[BEGIN MATERIAL]

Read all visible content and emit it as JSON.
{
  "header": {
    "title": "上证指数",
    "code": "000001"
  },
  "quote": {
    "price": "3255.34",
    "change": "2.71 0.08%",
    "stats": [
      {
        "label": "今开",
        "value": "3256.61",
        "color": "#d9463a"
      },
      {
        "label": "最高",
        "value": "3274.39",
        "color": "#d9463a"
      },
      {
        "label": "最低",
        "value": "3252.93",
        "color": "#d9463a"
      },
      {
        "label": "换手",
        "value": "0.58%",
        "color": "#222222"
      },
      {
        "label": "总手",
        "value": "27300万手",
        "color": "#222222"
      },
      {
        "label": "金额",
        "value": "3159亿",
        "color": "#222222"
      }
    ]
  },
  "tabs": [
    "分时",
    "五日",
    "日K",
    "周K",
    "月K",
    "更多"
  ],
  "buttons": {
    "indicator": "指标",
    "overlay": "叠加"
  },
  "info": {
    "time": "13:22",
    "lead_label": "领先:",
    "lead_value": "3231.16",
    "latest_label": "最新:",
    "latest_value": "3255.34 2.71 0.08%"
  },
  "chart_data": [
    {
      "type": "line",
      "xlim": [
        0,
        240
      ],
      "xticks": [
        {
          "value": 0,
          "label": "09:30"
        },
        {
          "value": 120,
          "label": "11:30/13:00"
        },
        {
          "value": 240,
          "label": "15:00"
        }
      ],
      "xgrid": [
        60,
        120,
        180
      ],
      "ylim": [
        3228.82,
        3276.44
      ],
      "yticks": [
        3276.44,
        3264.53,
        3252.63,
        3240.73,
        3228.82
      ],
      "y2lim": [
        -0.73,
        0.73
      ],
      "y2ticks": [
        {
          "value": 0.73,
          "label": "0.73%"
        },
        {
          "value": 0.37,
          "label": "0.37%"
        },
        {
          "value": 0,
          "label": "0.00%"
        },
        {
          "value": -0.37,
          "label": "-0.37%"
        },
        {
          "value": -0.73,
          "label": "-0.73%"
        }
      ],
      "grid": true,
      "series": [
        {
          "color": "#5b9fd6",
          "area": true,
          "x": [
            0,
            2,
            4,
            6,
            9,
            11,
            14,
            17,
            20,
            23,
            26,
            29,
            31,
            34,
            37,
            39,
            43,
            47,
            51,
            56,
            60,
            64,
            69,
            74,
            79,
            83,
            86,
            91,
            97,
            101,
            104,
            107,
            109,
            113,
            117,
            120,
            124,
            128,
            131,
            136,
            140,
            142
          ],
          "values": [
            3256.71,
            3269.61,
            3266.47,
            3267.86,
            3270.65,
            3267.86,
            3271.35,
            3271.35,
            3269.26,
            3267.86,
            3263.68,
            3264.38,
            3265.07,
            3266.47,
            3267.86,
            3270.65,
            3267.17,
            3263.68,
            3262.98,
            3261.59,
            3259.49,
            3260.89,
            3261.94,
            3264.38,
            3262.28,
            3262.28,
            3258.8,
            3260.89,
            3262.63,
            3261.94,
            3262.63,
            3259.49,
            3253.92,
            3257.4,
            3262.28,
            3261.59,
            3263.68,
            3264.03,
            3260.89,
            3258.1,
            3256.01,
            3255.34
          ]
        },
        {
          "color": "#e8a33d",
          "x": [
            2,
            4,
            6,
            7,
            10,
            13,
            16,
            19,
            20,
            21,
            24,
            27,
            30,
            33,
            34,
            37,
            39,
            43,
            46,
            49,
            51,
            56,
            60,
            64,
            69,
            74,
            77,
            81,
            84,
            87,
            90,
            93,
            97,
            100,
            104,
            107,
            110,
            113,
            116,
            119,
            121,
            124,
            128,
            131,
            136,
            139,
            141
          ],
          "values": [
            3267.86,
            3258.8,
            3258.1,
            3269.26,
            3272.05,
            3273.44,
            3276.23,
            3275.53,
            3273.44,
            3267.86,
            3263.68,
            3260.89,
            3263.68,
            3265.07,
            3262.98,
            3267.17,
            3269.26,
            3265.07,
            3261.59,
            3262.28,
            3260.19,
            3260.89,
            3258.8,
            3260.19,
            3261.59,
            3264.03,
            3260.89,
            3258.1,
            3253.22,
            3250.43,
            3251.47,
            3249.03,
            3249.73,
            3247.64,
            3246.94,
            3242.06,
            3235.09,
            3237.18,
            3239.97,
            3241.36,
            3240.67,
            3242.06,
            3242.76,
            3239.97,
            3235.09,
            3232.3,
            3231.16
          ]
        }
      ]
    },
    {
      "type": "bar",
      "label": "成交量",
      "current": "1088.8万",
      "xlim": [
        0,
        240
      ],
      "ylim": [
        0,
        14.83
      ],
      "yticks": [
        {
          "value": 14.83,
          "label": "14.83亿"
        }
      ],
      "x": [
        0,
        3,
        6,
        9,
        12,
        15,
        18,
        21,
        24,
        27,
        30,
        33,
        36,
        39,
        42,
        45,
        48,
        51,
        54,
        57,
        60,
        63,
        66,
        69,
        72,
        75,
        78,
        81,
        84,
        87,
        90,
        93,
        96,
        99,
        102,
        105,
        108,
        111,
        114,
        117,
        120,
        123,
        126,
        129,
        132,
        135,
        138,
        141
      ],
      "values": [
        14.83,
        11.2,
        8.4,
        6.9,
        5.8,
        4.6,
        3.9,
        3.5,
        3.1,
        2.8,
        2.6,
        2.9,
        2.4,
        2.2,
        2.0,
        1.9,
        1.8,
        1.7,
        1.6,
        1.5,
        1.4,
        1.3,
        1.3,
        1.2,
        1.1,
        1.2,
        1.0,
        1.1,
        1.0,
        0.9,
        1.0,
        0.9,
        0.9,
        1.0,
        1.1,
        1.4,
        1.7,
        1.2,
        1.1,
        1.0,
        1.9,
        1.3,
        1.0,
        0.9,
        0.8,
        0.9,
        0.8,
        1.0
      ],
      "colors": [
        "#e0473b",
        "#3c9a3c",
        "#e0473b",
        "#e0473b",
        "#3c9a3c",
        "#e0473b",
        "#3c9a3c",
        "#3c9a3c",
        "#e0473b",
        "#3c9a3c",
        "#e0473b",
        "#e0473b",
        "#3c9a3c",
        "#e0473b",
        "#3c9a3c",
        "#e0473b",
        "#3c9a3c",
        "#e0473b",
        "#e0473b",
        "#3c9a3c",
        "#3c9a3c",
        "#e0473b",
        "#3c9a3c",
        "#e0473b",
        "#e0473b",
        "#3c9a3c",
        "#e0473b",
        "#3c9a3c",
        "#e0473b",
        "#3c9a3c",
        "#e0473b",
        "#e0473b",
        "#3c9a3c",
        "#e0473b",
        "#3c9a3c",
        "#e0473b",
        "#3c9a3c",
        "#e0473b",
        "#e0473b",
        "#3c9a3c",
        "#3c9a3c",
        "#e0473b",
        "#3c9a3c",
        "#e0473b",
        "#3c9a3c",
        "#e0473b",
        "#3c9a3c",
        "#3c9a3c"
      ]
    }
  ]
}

[END MATERIAL]

→ OBJECTIVE
Go through the listing and copy all of it exactly.

→ ANSWER TO THIS PROBLEM
Read all visible content and emit it as JSON.
{
  "header": {
    "title": "上证指数",
    "code": "000001"
  },
  "quote": {
    "price": "3255.34",
    "change": "2.71 0.08%",
    "stats": [
      {
        "label": "今开",
        "value": "3256.61",
        "color": "#d9463a"
      },
      {
        "label": "最高",
        "value": "3274.39",
        "color": "#d9463a"
      },
      {
        "label": "最低",
        "value": "3252.93",
        "color": "#d9463a"
      },
      {
        "label": "换手",
        "value": "0.58%",
        "color": "#222222"
      },
      {
        "label": "总手",
        "value": "27300万手",
        "color": "#222222"
      },
      {
        "label": "金额",
        "value": "3159亿",
        "color": "#222222"
      }
    ]
  },
  "tabs": [
    "分时",
    "五日",
    "日K",
    "周K",
    "月K",
    "更多"
  ],
  "buttons": {
    "indicator": "指标",
    "overlay": "叠加"
  },
  "info": {
    "time": "13:22",
    "lead_label": "领先:",
    "lead_value": "3231.16",
    "latest_label": "最新:",
    "latest_value": "3255.34 2.71 0.08%"
  },
  "chart_data": [
    {
      "type": "line",
      "xlim": [
        0,
        240
      ],
      "xticks": [
        {
          "value": 0,
          "label": "09:30"
        },
        {
          "value": 120,
          "label": "11:30/13:00"
        },
        {
          "value": 240,
          "label": "15:00"
        }
      ],
      "xgrid": [
        60,
        120,
        180
      ],
      "ylim": [
        3228.82,
        3276.44
      ],
      "yticks": [
        3276.44,
        3264.53,
        3252.63,
        3240.73,
        3228.82
      ],
      "y2lim": [
        -0.73,
        0.73
      ],
      "y2ticks": [
        {
          "value": 0.73,
          "label": "0.73%"
        },
        {
          "value": 0.37,
          "label": "0.37%"
        },
        {
          "value": 0,
          "label": "0.00%"
        },
        {
          "value": -0.37,
          "label": "-0.37%"
        },
        {
          "value": -0.73,
          "label": "-0.73%"
        }
      ],
      "grid": true,
      "series": [
        {
          "color": "#5b9fd6",
          "area": true,
          "x": [
            0,
            2,
            4,
            6,
            9,
            11,
            14,
            17,
            20,
            23,
            26,
            29,
            31,
            34,
            37,
            39,
            43,
            47,
            51,
            56,
            60,
            64,
            69,
            74,
            79,
            83,
            86,
            91,
            97,
            101,
            104,
            107,
            109,
            113,
            117,
            120,
            124,
            128,
            131,
            136,
            140,
            142
          ],
          "values": [
            3256.71,
            3269.61,
            3266.47,
            3267.86,
            3270.65,
            3267.86,
            3271.35,
            3271.35,
            3269.26,
            3267.86,
            3263.68,
            3264.38,
            3265.07,
            3266.47,
            3267.86,
            3270.65,
            3267.17,
            3263.68,
            3262.98,
            3261.59,
            3259.49,
            3260.89,
            3261.94,
            3264.38,
            3262.28,
            3262.28,
            3258.8,
            3260.89,
            3262.63,
            3261.94,
            3262.63,
            3259.49,
            3253.92,
            3257.4,
            3262.28,
            3261.59,
            3263.68,
            3264.03,
            3260.89,
            3258.1,
            3256.01,
            3255.34
          ]
        },
        {
          "color": "#e8a33d",
          "x": [
            2,
            4,
            6,
            7,
            10,
            13,
            16,
            19,
            20,
            21,
            24,
            27,
            30,
            33,
            34,
            37,
            39,
            43,
            46,
            49,
            51,
            56,
            60,
            64,
            69,
            74,
            77,
            81,
            84,
            87,
            90,
            93,
            97,
            100,
            104,
            107,
            110,
            113,
            116,
            119,
            121,
            124,
            128,
            131,
            136,
            139,
            141
          ],
          "values": [
            3267.86,
            3258.8,
            3258.1,
            3269.26,
            3272.05,
            3273.44,
            3276.23,
            3275.53,
            3273.44,
            3267.86,
            3263.68,
            3260.89,
            3263.68,
            3265.07,
            3262.98,
            3267.17,
            3269.26,
            3265.07,
            3261.59,
            3262.28,
            3260.19,
            3260.89,
            3258.8,
            3260.19,
            3261.59,
            3264.03,
            3260.89,
            3258.1,
            3253.22,
            3250.43,
            3251.47,
            3249.03,
            3249.73,
            3247.64,
            3246.94,
            3242.06,
            3235.09,
            3237.18,
            3239.97,
            3241.36,
            3240.67,
            3242.06,
            3242.76,
            3239.97,
            3235.09,
            3232.3,
            3231.16
          ]
        }
      ]
    },
    {
      "type": "bar",
      "label": "成交量",
      "current": "1088.8万",
      "xlim": [
        0,
        240
      ],
      "ylim": [
        0,
        14.83
      ],
      "yticks": [
        {
          "value": 14.83,
          "label": "14.83亿"
        }
      ],
      "x": [
        0,
        3,
        6,
        9,
        12,
        15,
        18,
        21,
        24,
        27,
        30,
        33,
        36,
        39,
        42,
        45,
        48,
        51,
        54,
        57,
        60,
        63,
        66,
        69,
        72,
        75,
        78,
        81,
        84,
        87,
        90,
        93,
        96,
        99,
        102,
        105,
        108,
        111,
        114,
        117,
        120,
        123,
        126,
        129,
        132,
        135,
        138,
        141
      ],
      "values": [
        14.83,
        11.2,
        8.4,
        6.9,
        5.8,
        4.6,
        3.9,
        3.5,
        3.1,
        2.8,
        2.6,
        2.9,
        2.4,
        2.2,
        2.0,
        1.9,
        1.8,
        1.7,
        1.6,
        1.5,
        1.4,
        1.3,
        1.3,
        1.2,
        1.1,
        1.2,
        1.0,
        1.1,
        1.0,
        0.9,
        1.0,
        0.9,
        0.9,
        1.0,
        1.1,
        1.4,
        1.7,
        1.2,
        1.1,
        1.0,
        1.9,
        1.3,
        1.0,
        0.9,
        0.8,
        0.9,
        0.8,
        1.0
      ],
      "colors": [
        "#e0473b",
        "#3c9a3c",
        "#e0473b",
        "#e0473b",
        "#3c9a3c",
        "#e0473b",
        "#3c9a3c",
        "#3c9a3c",
        "#e0473b",
        "#3c9a3c",
        "#e0473b",
        "#e0473b",
        "#3c9a3c",
        "#e0473b",
        "#3c9a3c",
        "#e0473b",
        "#3c9a3c",
        "#e0473b",
        "#e0473b",
        "#3c9a3c",
        "#3c9a3c",
        "#e0473b",
        "#3c9a3c",
        "#e0473b",
        "#e0473b",
        "#3c9a3c",
        "#e0473b",
        "#3c9a3c",
        "#e0473b",
        "#3c9a3c",
        "#e0473b",
        "#e0473b",
        "#3c9a3c",
        "#e0473b",
        "#3c9a3c",
        "#e0473b",
        "#3c9a3c",
        "#e0473b",
        "#e0473b",
        "#3c9a3c",
        "#3c9a3c",
        "#e0473b",
        "#3c9a3c",
        "#e0473b",
        "#3c9a3c",
        "#e0473b",
        "#3c9a3c",
        "#3c9a3c"
      ]
    }
  ]
}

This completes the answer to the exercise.